**Exercise brief**
Your task is to write out the complete listing exactly as it is shown.
+++
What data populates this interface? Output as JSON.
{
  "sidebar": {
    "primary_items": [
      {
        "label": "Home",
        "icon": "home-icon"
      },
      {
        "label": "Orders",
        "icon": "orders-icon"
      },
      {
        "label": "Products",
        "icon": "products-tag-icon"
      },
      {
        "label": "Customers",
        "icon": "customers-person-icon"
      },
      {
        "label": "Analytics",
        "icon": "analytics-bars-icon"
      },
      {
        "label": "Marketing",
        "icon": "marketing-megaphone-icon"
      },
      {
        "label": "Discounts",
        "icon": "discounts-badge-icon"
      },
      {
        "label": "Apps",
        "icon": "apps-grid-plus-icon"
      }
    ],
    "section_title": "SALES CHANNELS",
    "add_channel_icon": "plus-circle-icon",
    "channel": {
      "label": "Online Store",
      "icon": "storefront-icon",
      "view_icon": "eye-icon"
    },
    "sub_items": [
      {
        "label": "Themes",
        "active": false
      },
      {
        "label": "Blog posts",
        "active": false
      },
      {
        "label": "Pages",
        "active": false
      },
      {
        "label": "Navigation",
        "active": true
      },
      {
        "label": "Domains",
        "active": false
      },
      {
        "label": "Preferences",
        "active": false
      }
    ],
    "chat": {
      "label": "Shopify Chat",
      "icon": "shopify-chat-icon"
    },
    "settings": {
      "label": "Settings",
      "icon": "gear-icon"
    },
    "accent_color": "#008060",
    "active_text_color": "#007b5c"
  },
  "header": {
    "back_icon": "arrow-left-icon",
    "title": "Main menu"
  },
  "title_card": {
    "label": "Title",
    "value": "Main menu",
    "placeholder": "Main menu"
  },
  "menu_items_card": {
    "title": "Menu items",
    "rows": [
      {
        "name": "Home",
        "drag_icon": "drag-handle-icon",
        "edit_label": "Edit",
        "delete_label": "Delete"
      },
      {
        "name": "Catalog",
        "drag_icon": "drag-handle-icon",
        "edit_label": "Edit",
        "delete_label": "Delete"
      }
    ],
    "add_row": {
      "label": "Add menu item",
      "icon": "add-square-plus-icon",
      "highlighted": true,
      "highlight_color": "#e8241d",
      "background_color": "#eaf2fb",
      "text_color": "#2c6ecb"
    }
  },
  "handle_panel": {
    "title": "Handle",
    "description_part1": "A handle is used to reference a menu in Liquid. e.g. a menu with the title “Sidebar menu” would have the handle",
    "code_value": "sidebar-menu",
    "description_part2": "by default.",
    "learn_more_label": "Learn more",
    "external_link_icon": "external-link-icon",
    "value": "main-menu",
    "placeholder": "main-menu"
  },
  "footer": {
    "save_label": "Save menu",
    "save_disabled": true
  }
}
+++
**Output of the exercise**
What data populates this interface? Output as JSON.
{
  "sidebar": {
    "primary_items": [
      {
        "label": "Home",
        "icon": "home-icon"
      },
      {
        "label": "Orders",
        "icon": "orders-icon"
      },
      {
        "label": "Products",
        "icon": "products-tag-icon"
      },
      {
        "label": "Customers",
        "icon": "customers-person-icon"
      },
      {
        "label": "Analytics",
        "icon": "analytics-bars-icon"
      },
      {
        "label": "Marketing",
        "icon": "marketing-megaphone-icon"
      },
      {
        "label": "Discounts",
        "icon": "discounts-badge-icon"
      },
      {
        "label": "Apps",
        "icon": "apps-grid-plus-icon"
      }
    ],
    "section_title": "SALES CHANNELS",
    "add_channel_icon": "plus-circle-icon",
    "channel": {
      "label": "Online Store",
      "icon": "storefront-icon",
      "view_icon": "eye-icon"
    },
    "sub_items": [
      {
        "label": "Themes",
        "active": false
      },
      {
        "label": "Blog posts",
        "active": false
      },
      {
        "label": "Pages",
        "active": false
      },
      {
        "label": "Navigation",
        "active": true
      },
      {
        "label": "Domains",
        "active": false
      },
      {
        "label": "Preferences",
        "active": false
      }
    ],
    "chat": {
      "label": "Shopify Chat",
      "icon": "shopify-chat-icon"
    },
    "settings": {
      "label": "Settings",
      "icon": "gear-icon"
    },
    "accent_color": "#008060",
    "active_text_color": "#007b5c"
  },
  "header": {
    "back_icon": "arrow-left-icon",
    "title": "Main menu"
  },
  "title_card": {
    "label": "Title",
    "value": "Main menu",
    "placeholder": "Main menu"
  },
  "menu_items_card": {
    "title": "Menu items",
    "rows": [
      {
        "name": "Home",
        "drag_icon": "drag-handle-icon",
        "edit_label": "Edit",
        "delete_label": "Delete"
      },
      {
        "name": "Catalog",
        "drag_icon": "drag-handle-icon",
        "edit_label": "Edit",
        "delete_label": "Delete"
      }
    ],
    "add_row": {
      "label": "Add menu item",
      "icon": "add-square-plus-icon",
      "highlighted": true,
      "highlight_color": "#e8241d",
      "background_color": "#eaf2fb",
      "text_color": "#2c6ecb"
    }
  },
  "handle_panel": {
    "title": "Handle",
    "description_part1": "A handle is used to reference a menu in Liquid. e.g. a menu with the title “Sidebar menu” would have the handle",
    "code_value": "sidebar-menu",
    "description_part2": "by default.",
    "learn_more_label": "Learn more",
    "external_link_icon": "external-link-icon",
    "value": "main-menu",
    "placeholder": "main-menu"
  },
  "footer": {
    "save_label": "Save menu",
    "save_disabled": true
  }
}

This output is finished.